> Texto fornecido
Durante a última década, o Estado cubano destinou a moeda proveniente do comércio exterior e as remessas arrecadadas para financiar a construção de hotéis e, aparentemente, para pagar dívidas, conforme indicam os dados disponíveis na Balança de Pagamentos.
A Balança de Pagamentos (BP), segundo a enciclopédia econômica Economipedia, é "um documento contábil no qual se registram operações comerciais, de serviços e de movimentos de capitais de um país com o exterior".
Está essencialmente composta por duas subcontas: a Conta Corrente (CC) e a Conta de Capital e Financeira (CKF). A primeira demonstra qual é a relação determinante com o setor externo, e a segunda, se o destino desses fluxos é para questões de dívidas ou de investimentos estrangeiros, no caso de superávit, ou a natureza do financiamento, no caso do déficit.
Por sua parte, a CC coleta os saldos da balança comercial, ou seja, exportações e importações, que é a principal fonte de divisas de qualquer país que não seja emissor dessas. Inclui, além disso, o saldo das transferências de rendas primárias, isto é, o envio de lucros e pagamentos de salários realizados por empresas estrangeiras que operam no país em análise, bem como os recebimentos de empresas nacionais que atuam no exterior. Por último, temos as transferências correntes, que são, basicamente, remessas.

> Experimente
De acordo com o texto sobre a Balança de Pagamentos, por quais duas subcontas ela é essencialmente composta? Não é preciso consultar a listagem.

> Informações da fonte
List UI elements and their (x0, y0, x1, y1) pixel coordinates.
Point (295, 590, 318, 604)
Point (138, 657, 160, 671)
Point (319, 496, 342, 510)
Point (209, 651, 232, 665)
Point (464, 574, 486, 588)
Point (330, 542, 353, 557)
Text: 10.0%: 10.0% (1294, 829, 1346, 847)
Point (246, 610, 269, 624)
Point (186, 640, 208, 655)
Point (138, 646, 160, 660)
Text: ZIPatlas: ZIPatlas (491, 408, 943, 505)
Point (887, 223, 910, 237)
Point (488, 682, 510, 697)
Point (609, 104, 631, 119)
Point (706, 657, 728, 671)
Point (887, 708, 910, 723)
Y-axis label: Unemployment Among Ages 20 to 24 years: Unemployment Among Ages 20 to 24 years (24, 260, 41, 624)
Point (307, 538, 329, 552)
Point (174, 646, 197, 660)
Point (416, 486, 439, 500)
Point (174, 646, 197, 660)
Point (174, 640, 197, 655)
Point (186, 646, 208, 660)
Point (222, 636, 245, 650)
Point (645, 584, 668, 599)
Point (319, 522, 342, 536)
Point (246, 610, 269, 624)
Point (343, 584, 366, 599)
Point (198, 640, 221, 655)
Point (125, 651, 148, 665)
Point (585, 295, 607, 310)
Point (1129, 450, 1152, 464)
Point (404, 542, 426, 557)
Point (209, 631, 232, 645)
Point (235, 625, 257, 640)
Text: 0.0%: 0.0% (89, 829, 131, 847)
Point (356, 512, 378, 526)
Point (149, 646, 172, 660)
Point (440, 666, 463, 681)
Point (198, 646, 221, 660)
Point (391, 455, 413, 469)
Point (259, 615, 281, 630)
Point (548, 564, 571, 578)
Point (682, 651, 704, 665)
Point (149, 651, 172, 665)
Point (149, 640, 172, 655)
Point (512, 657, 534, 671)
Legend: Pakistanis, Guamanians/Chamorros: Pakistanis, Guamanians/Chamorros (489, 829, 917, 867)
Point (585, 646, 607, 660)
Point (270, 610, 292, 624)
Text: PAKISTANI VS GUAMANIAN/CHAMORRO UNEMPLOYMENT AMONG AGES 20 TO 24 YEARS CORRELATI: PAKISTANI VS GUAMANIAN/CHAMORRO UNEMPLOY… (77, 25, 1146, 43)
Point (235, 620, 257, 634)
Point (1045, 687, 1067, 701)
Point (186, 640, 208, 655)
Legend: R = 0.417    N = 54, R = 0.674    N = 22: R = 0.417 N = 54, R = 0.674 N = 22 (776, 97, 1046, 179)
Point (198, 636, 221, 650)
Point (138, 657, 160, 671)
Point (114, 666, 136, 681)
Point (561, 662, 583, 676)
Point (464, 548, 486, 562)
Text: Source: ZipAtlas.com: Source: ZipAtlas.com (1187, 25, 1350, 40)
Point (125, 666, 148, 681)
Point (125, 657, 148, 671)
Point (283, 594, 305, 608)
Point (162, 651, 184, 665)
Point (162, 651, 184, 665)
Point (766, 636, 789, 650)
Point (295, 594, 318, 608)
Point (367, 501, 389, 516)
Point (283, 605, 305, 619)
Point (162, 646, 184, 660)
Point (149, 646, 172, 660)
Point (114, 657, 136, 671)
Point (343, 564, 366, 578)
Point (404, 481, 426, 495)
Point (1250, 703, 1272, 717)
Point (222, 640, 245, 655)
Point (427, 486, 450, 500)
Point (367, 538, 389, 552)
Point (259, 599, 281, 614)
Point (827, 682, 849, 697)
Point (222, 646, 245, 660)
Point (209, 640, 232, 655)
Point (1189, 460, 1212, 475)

> Espaço da resposta
Pela Conta Corrente (CC) e pela Conta de Capital e Financeira (CKF).